"""
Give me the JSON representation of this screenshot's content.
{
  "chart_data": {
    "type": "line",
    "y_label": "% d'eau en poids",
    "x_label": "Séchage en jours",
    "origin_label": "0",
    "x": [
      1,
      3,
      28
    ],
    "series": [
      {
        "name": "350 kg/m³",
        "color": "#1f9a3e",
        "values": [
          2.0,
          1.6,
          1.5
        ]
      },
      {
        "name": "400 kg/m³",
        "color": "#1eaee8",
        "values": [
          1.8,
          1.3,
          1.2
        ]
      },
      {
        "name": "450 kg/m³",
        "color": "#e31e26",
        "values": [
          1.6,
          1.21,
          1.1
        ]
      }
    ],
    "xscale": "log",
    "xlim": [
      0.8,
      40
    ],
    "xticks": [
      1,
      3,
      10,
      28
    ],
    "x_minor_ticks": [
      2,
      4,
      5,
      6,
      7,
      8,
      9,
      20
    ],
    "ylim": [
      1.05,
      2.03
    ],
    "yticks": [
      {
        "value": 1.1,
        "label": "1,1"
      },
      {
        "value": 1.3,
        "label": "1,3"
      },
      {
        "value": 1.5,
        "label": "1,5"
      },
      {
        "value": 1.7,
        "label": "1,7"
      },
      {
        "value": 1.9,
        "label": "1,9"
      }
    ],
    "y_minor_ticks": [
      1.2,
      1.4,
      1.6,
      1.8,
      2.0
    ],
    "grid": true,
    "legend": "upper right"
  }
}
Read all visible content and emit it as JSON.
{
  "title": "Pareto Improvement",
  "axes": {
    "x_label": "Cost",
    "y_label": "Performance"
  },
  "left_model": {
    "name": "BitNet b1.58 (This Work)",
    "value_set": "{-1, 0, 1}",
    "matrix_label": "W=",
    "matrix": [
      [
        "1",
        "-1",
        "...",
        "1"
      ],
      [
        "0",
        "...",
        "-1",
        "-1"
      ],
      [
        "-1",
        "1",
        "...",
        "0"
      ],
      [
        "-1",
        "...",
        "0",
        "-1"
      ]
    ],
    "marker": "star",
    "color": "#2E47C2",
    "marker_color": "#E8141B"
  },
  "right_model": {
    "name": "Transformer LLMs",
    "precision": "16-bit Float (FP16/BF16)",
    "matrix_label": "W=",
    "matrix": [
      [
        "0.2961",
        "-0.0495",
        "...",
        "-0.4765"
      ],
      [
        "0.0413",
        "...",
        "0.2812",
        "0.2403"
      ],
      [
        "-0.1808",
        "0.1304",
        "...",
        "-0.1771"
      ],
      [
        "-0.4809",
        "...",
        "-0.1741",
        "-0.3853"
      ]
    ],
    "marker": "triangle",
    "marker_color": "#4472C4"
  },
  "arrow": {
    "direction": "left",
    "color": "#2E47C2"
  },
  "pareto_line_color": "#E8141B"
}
"""
» **Written instruction**: Retype the listing exactly, in full.

» **Complete answer**:
Give me the JSON representation of this screenshot's content.
{
  "chart_data": {
    "type": "line",
    "y_label": "% d'eau en poids",
    "x_label": "Séchage en jours",
    "origin_label": "0",
    "x": [
      1,
      3,
      28
    ],
    "series": [
      {
        "name": "350 kg/m³",
        "color": "#1f9a3e",
        "values": [
          2.0,
          1.6,
          1.5
        ]
      },
      {
        "name": "400 kg/m³",
        "color": "#1eaee8",
        "values": [
          1.8,
          1.3,
          1.2
        ]
      },
      {
        "name": "450 kg/m³",
        "color": "#e31e26",
        "values": [
          1.6,
          1.21,
          1.1
        ]
      }
    ],
    "xscale": "log",
    "xlim": [
      0.8,
      40
    ],
    "xticks": [
      1,
      3,
      10,
      28
    ],
    "x_minor_ticks": [
      2,
      4,
      5,
      6,
      7,
      8,
      9,
      20
    ],
    "ylim": [
      1.05,
      2.03
    ],
    "yticks": [
      {
        "value": 1.1,
        "label": "1,1"
      },
      {
        "value": 1.3,
        "label": "1,3"
      },
      {
        "value": 1.5,
        "label": "1,5"
      },
      {
        "value": 1.7,
        "label": "1,7"
      },
      {
        "value": 1.9,
        "label": "1,9"
      }
    ],
    "y_minor_ticks": [
      1.2,
      1.4,
      1.6,
      1.8,
      2.0
    ],
    "grid": true,
    "legend": "upper right"
  }
}
Read all visible content and emit it as JSON.
{
  "title": "Pareto Improvement",
  "axes": {
    "x_label": "Cost",
    "y_label": "Performance"
  },
  "left_model": {
    "name": "BitNet b1.58 (This Work)",
    "value_set": "{-1, 0, 1}",
    "matrix_label": "W=",
    "matrix": [
      [
        "1",
        "-1",
        "...",
        "1"
      ],
      [
        "0",
        "...",
        "-1",
        "-1"
      ],
      [
        "-1",
        "1",
        "...",
        "0"
      ],
      [
        "-1",
        "...",
        "0",
        "-1"
      ]
    ],
    "marker": "star",
    "color": "#2E47C2",
    "marker_color": "#E8141B"
  },
  "right_model": {
    "name": "Transformer LLMs",
    "precision": "16-bit Float (FP16/BF16)",
    "matrix_label": "W=",
    "matrix": [
      [
        "0.2961",
        "-0.0495",
        "...",
        "-0.4765"
      ],
      [
        "0.0413",
        "...",
        "0.2812",
        "0.2403"
      ],
      [
        "-0.1808",
        "0.1304",
        "...",
        "-0.1771"
      ],
      [
        "-0.4809",
        "...",
        "-0.1741",
        "-0.3853"
      ]
    ],
    "marker": "triangle",
    "marker_color": "#4472C4"
  },
  "arrow": {
    "direction": "left",
    "color": "#2E47C2"
  },
  "pareto_line_color": "#E8141B"
}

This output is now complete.